-------- Data shown

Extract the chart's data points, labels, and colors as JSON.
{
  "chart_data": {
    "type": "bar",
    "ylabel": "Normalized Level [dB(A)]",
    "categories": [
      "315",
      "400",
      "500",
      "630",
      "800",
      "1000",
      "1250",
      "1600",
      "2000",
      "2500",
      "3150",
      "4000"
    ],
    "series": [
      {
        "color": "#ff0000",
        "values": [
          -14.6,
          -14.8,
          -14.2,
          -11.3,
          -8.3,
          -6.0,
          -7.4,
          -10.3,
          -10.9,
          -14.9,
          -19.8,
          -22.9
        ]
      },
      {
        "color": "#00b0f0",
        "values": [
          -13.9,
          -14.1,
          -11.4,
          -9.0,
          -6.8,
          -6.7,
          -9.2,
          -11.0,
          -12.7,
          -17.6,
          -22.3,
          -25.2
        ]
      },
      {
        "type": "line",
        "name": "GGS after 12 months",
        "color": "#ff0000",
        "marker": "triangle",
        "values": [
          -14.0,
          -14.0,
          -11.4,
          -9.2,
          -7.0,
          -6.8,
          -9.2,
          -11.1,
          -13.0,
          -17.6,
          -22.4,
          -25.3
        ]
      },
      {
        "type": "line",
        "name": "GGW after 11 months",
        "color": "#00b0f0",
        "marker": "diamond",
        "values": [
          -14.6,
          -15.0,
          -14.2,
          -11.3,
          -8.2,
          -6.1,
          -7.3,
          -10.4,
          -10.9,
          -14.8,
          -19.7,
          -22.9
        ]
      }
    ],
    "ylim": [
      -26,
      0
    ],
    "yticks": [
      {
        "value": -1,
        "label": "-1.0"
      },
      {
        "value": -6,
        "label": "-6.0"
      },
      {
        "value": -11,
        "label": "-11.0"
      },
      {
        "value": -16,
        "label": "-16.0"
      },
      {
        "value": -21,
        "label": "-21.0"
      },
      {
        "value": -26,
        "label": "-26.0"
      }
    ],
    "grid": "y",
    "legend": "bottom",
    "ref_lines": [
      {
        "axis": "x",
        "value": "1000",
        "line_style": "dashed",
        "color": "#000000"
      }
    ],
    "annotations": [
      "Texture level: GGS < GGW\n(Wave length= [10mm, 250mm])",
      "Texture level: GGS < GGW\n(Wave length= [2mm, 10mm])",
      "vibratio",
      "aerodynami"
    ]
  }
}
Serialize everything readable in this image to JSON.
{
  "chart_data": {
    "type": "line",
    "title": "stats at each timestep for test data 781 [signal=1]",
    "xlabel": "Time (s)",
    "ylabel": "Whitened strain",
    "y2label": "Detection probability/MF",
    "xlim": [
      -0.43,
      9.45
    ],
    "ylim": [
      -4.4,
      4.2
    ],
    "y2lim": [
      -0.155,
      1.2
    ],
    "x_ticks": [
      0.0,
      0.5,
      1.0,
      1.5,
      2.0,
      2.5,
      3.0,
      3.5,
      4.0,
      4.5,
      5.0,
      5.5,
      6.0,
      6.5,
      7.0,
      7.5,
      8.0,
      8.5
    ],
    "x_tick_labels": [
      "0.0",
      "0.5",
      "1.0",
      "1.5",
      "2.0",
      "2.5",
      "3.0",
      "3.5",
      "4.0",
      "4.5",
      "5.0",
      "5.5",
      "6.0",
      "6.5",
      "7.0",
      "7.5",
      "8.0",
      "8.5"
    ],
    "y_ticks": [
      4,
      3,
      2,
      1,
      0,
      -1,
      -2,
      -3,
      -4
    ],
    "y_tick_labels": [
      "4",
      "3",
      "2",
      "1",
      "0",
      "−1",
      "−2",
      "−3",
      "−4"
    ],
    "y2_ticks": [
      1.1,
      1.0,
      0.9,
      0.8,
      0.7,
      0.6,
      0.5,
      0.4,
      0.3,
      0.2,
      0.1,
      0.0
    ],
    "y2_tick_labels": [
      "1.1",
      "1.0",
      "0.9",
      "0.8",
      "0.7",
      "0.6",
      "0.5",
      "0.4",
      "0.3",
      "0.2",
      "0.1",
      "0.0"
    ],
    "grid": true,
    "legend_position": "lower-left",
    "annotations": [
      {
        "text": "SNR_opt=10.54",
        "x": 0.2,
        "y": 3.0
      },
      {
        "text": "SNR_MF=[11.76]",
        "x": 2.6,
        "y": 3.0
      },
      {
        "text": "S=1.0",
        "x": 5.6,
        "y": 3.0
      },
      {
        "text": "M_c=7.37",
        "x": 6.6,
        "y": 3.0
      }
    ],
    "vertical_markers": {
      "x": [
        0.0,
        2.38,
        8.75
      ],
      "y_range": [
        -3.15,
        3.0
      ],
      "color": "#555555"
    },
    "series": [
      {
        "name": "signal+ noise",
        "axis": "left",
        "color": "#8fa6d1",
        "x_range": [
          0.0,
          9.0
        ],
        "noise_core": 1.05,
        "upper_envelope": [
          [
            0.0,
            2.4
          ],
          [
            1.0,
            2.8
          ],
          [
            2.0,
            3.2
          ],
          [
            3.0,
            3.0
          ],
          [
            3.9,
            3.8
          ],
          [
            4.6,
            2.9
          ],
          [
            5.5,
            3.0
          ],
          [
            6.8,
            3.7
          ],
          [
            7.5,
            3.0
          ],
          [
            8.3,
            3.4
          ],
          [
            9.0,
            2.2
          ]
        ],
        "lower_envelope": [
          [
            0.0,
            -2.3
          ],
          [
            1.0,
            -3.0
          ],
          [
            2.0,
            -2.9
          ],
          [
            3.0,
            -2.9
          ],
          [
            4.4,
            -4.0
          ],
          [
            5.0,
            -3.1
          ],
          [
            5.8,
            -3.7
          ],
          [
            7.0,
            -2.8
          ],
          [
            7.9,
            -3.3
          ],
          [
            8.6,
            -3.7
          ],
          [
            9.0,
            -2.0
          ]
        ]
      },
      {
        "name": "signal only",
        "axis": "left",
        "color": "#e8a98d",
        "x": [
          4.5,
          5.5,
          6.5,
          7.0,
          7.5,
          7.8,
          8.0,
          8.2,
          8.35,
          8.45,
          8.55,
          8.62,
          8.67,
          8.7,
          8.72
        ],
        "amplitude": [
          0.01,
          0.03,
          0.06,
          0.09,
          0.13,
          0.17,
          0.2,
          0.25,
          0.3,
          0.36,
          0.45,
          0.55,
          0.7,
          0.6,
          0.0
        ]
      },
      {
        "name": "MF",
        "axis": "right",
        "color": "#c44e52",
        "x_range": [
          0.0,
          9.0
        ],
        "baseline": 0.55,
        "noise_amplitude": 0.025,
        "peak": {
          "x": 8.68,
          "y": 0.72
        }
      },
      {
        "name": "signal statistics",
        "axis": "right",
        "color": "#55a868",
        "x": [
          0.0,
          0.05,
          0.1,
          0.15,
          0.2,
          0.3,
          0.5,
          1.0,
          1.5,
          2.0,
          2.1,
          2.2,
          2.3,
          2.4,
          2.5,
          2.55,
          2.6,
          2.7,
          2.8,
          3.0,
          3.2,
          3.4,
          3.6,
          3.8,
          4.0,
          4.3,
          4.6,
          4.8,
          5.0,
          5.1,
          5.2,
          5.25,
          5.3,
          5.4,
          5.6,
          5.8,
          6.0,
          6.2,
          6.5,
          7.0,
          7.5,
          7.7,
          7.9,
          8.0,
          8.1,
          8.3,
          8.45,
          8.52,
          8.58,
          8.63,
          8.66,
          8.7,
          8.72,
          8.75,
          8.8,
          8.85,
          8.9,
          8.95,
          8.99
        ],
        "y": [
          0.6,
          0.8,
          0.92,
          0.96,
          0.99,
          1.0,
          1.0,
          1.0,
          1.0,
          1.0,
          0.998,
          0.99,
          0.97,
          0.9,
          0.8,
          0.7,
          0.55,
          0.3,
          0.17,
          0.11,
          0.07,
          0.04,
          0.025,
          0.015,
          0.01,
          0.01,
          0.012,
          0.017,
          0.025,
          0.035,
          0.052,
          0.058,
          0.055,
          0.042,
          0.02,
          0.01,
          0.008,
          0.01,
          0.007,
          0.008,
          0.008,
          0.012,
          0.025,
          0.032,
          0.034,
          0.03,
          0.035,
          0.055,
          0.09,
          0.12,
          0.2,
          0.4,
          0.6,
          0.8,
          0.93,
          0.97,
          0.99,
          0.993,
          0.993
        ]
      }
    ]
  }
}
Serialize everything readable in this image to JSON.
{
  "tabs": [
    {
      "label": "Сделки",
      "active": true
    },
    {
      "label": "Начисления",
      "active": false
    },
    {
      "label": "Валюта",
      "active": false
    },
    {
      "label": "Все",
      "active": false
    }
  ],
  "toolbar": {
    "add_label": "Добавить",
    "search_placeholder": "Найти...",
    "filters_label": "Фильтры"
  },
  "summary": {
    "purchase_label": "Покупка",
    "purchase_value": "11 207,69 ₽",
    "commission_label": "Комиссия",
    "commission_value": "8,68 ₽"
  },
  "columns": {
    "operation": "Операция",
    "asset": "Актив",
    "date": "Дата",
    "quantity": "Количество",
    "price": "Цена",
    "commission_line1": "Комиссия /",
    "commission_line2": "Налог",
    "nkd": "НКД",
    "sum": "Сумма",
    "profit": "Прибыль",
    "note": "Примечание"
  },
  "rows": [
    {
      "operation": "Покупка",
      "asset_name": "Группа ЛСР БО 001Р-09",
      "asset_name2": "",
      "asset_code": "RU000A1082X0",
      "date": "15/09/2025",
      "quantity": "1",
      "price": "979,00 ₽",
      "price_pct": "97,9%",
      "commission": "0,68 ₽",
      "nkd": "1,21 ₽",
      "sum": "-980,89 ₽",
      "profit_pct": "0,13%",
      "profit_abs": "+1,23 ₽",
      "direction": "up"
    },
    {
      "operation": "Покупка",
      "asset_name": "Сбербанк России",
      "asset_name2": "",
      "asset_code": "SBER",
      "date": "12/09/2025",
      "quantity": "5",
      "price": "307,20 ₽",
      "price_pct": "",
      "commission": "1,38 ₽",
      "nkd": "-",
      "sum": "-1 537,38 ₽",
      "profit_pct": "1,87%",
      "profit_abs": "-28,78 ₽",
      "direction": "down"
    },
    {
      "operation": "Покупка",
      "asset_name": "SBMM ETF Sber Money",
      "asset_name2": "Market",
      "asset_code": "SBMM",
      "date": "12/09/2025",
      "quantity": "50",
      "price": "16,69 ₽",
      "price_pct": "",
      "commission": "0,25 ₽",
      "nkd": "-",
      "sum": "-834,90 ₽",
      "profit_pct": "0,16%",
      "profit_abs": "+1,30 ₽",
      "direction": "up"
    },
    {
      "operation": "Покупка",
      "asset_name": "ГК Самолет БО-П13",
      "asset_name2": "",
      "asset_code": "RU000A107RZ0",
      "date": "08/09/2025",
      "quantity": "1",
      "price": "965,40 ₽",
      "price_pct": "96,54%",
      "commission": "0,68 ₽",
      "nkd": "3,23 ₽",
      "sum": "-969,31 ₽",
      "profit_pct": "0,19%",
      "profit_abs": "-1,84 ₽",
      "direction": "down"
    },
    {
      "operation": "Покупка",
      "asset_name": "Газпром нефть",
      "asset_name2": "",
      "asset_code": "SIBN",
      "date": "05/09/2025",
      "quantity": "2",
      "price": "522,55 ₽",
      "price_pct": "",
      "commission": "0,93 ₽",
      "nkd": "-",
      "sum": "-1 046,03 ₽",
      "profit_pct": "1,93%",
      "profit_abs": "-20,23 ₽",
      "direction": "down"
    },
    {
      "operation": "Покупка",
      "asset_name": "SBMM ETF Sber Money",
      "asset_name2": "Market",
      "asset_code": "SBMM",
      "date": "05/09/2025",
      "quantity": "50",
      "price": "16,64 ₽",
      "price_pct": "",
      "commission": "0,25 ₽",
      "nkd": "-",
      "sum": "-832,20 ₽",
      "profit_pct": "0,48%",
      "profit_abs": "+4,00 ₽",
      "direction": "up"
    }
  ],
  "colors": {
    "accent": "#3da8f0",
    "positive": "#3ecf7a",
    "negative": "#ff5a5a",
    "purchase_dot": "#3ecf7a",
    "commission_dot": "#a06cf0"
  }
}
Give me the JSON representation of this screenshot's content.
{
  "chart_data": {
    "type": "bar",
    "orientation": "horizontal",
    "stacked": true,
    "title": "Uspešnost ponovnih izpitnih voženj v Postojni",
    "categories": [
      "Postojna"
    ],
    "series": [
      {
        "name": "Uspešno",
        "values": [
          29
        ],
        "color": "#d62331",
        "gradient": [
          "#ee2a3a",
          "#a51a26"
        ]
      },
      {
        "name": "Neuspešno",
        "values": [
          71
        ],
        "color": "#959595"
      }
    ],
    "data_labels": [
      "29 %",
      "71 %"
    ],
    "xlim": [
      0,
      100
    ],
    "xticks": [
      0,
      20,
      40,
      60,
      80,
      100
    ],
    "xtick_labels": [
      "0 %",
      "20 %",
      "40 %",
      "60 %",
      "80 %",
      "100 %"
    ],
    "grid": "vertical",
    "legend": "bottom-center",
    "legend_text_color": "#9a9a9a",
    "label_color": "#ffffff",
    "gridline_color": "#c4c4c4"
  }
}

----------------

:: What to produce ::
Find each line holding the string "JSON" and copy it out.

:: Correct output ::
Extract the chart's data points, labels, and colors as JSON.
Serialize everything readable in this image to JSON.
Serialize everything readable in this image to JSON.
Give me the JSON representation of this screenshot's content.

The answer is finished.